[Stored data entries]
━━━━

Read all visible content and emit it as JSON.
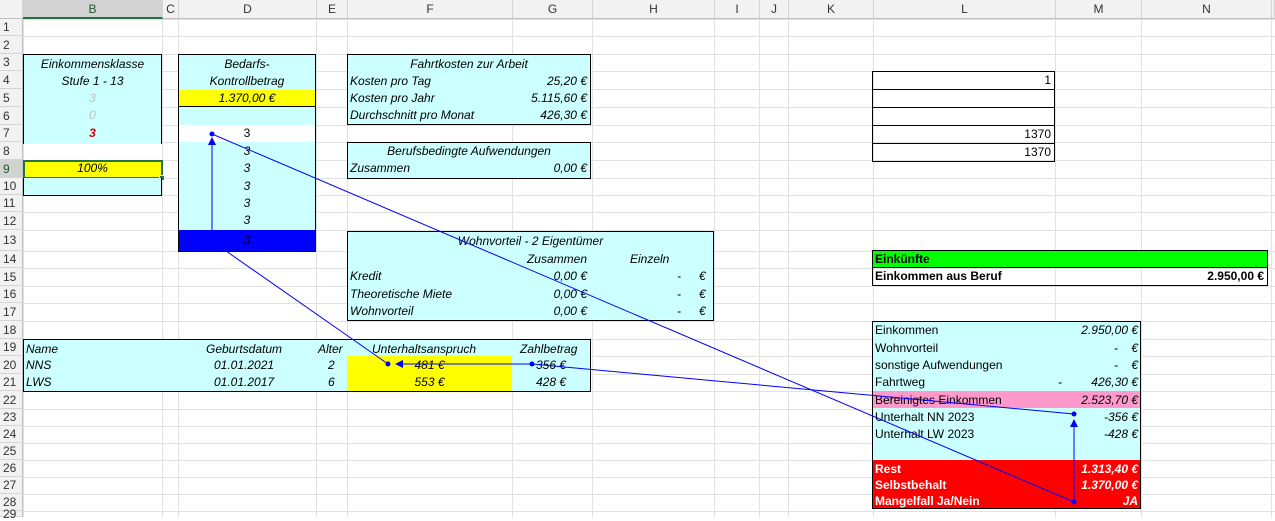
{
  "columns": [
    "B",
    "C",
    "D",
    "E",
    "F",
    "G",
    "H",
    "I",
    "J",
    "K",
    "L",
    "M",
    "N"
  ],
  "rows": [
    "1",
    "2",
    "3",
    "4",
    "5",
    "6",
    "7",
    "8",
    "9",
    "10",
    "11",
    "12",
    "13",
    "14",
    "15",
    "16",
    "17",
    "18",
    "19",
    "20",
    "21",
    "22",
    "23",
    "24",
    "25",
    "26",
    "27",
    "28",
    "29"
  ],
  "einkommensklasse": {
    "title1": "Einkommensklasse",
    "title2": "Stufe 1 - 13",
    "v5": "3",
    "v6": "0",
    "v7": "3",
    "pct": "100%"
  },
  "bedarfs": {
    "title1": "Bedarfs-",
    "title2": "Kontrollbetrag",
    "amount": "1.370,00 €",
    "values": [
      "3",
      "3",
      "3",
      "3",
      "3",
      "3",
      "3"
    ]
  },
  "fahrtkosten": {
    "title": "Fahrtkosten zur Arbeit",
    "rows": [
      {
        "label": "Kosten pro Tag",
        "value": "25,20 €"
      },
      {
        "label": "Kosten pro Jahr",
        "value": "5.115,60 €"
      },
      {
        "label": "Durchschnitt pro Monat",
        "value": "426,30 €"
      }
    ]
  },
  "berufsbedingt": {
    "title": "Berufsbedingte Aufwendungen",
    "label": "Zusammen",
    "value": "0,00 €"
  },
  "wohnvorteil": {
    "title": "Wohnvorteil - 2 Eigentümer",
    "col1": "Zusammen",
    "col2": "Einzeln",
    "rows": [
      {
        "label": "Kredit",
        "zusammen": "0,00 €",
        "einzeln": "-",
        "euro": "€"
      },
      {
        "label": "Theoretische Miete",
        "zusammen": "0,00 €",
        "einzeln": "-",
        "euro": "€"
      },
      {
        "label": "Wohnvorteil",
        "zusammen": "0,00 €",
        "einzeln": "-",
        "euro": "€"
      }
    ]
  },
  "kinder": {
    "headers": {
      "name": "Name",
      "geb": "Geburtsdatum",
      "alter": "Alter",
      "anspruch": "Unterhaltsanspruch",
      "zahl": "Zahlbetrag"
    },
    "rows": [
      {
        "name": "NNS",
        "geb": "01.01.2021",
        "alter": "2",
        "anspruch": "481 €",
        "zahl": "356 €"
      },
      {
        "name": "LWS",
        "geb": "01.01.2017",
        "alter": "6",
        "anspruch": "553 €",
        "zahl": "428 €"
      }
    ]
  },
  "lbox": {
    "v4": "1",
    "v7": "1370",
    "v8": "1370"
  },
  "einkuenfte": {
    "title": "Einkünfte",
    "label": "Einkommen aus Beruf",
    "value": "2.950,00 €"
  },
  "summary": {
    "rows": [
      {
        "label": "Einkommen",
        "prefix": "",
        "value": "2.950,00 €"
      },
      {
        "label": "Wohnvorteil",
        "prefix": "",
        "value": "-    €"
      },
      {
        "label": "sonstige Aufwendungen",
        "prefix": "",
        "value": "-    €"
      },
      {
        "label": "Fahrtweg",
        "prefix": "-",
        "value": "426,30 €"
      },
      {
        "label": "Bereinigtes Einkommen",
        "prefix": "",
        "value": "2.523,70 €"
      },
      {
        "label": "Unterhalt NN 2023",
        "prefix": "",
        "value": "-356 €"
      },
      {
        "label": "Unterhalt LW 2023",
        "prefix": "",
        "value": "-428 €"
      }
    ],
    "rest_label": "Rest",
    "rest_value": "1.313,40 €",
    "selbst_label": "Selbstbehalt",
    "selbst_value": "1.370,00 €",
    "mangel_label": "Mangelfall Ja/Nein",
    "mangel_value": "JA"
  },
  "colors": {
    "cyan": "#ccffff",
    "yellow": "#ffff00",
    "blue": "#0000ff",
    "green": "#00ff00",
    "pink": "#ff99cc",
    "red": "#ff0000",
    "arrow": "#0000ff"
  }
}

━━━━

=== TASK STATEMENT ===
Omit the pictures and give the material again, exactly and in full.

=== WRITTEN ANSWER ===
Read all visible content and emit it as JSON.
{
  "columns": [
    "B",
    "C",
    "D",
    "E",
    "F",
    "G",
    "H",
    "I",
    "J",
    "K",
    "L",
    "M",
    "N"
  ],
  "rows": [
    "1",
    "2",
    "3",
    "4",
    "5",
    "6",
    "7",
    "8",
    "9",
    "10",
    "11",
    "12",
    "13",
    "14",
    "15",
    "16",
    "17",
    "18",
    "19",
    "20",
    "21",
    "22",
    "23",
    "24",
    "25",
    "26",
    "27",
    "28",
    "29"
  ],
  "einkommensklasse": {
    "title1": "Einkommensklasse",
    "title2": "Stufe 1 - 13",
    "v5": "3",
    "v6": "0",
    "v7": "3",
    "pct": "100%"
  },
  "bedarfs": {
    "title1": "Bedarfs-",
    "title2": "Kontrollbetrag",
    "amount": "1.370,00 €",
    "values": [
      "3",
      "3",
      "3",
      "3",
      "3",
      "3",
      "3"
    ]
  },
  "fahrtkosten": {
    "title": "Fahrtkosten zur Arbeit",
    "rows": [
      {
        "label": "Kosten pro Tag",
        "value": "25,20 €"
      },
      {
        "label": "Kosten pro Jahr",
        "value": "5.115,60 €"
      },
      {
        "label": "Durchschnitt pro Monat",
        "value": "426,30 €"
      }
    ]
  },
  "berufsbedingt": {
    "title": "Berufsbedingte Aufwendungen",
    "label": "Zusammen",
    "value": "0,00 €"
  },
  "wohnvorteil": {
    "title": "Wohnvorteil - 2 Eigentümer",
    "col1": "Zusammen",
    "col2": "Einzeln",
    "rows": [
      {
        "label": "Kredit",
        "zusammen": "0,00 €",
        "einzeln": "-",
        "euro": "€"
      },
      {
        "label": "Theoretische Miete",
        "zusammen": "0,00 €",
        "einzeln": "-",
        "euro": "€"
      },
      {
        "label": "Wohnvorteil",
        "zusammen": "0,00 €",
        "einzeln": "-",
        "euro": "€"
      }
    ]
  },
  "kinder": {
    "headers": {
      "name": "Name",
      "geb": "Geburtsdatum",
      "alter": "Alter",
      "anspruch": "Unterhaltsanspruch",
      "zahl": "Zahlbetrag"
    },
    "rows": [
      {
        "name": "NNS",
        "geb": "01.01.2021",
        "alter": "2",
        "anspruch": "481 €",
        "zahl": "356 €"
      },
      {
        "name": "LWS",
        "geb": "01.01.2017",
        "alter": "6",
        "anspruch": "553 €",
        "zahl": "428 €"
      }
    ]
  },
  "lbox": {
    "v4": "1",
    "v7": "1370",
    "v8": "1370"
  },
  "einkuenfte": {
    "title": "Einkünfte",
    "label": "Einkommen aus Beruf",
    "value": "2.950,00 €"
  },
  "summary": {
    "rows": [
      {
        "label": "Einkommen",
        "prefix": "",
        "value": "2.950,00 €"
      },
      {
        "label": "Wohnvorteil",
        "prefix": "",
        "value": "-    €"
      },
      {
        "label": "sonstige Aufwendungen",
        "prefix": "",
        "value": "-    €"
      },
      {
        "label": "Fahrtweg",
        "prefix": "-",
        "value": "426,30 €"
      },
      {
        "label": "Bereinigtes Einkommen",
        "prefix": "",
        "value": "2.523,70 €"
      },
      {
        "label": "Unterhalt NN 2023",
        "prefix": "",
        "value": "-356 €"
      },
      {
        "label": "Unterhalt LW 2023",
        "prefix": "",
        "value": "-428 €"
      }
    ],
    "rest_label": "Rest",
    "rest_value": "1.313,40 €",
    "selbst_label": "Selbstbehalt",
    "selbst_value": "1.370,00 €",
    "mangel_label": "Mangelfall Ja/Nein",
    "mangel_value": "JA"
  },
  "colors": {
    "cyan": "#ccffff",
    "yellow": "#ffff00",
    "blue": "#0000ff",
    "green": "#00ff00",
    "pink": "#ff99cc",
    "red": "#ff0000",
    "arrow": "#0000ff"
  }
}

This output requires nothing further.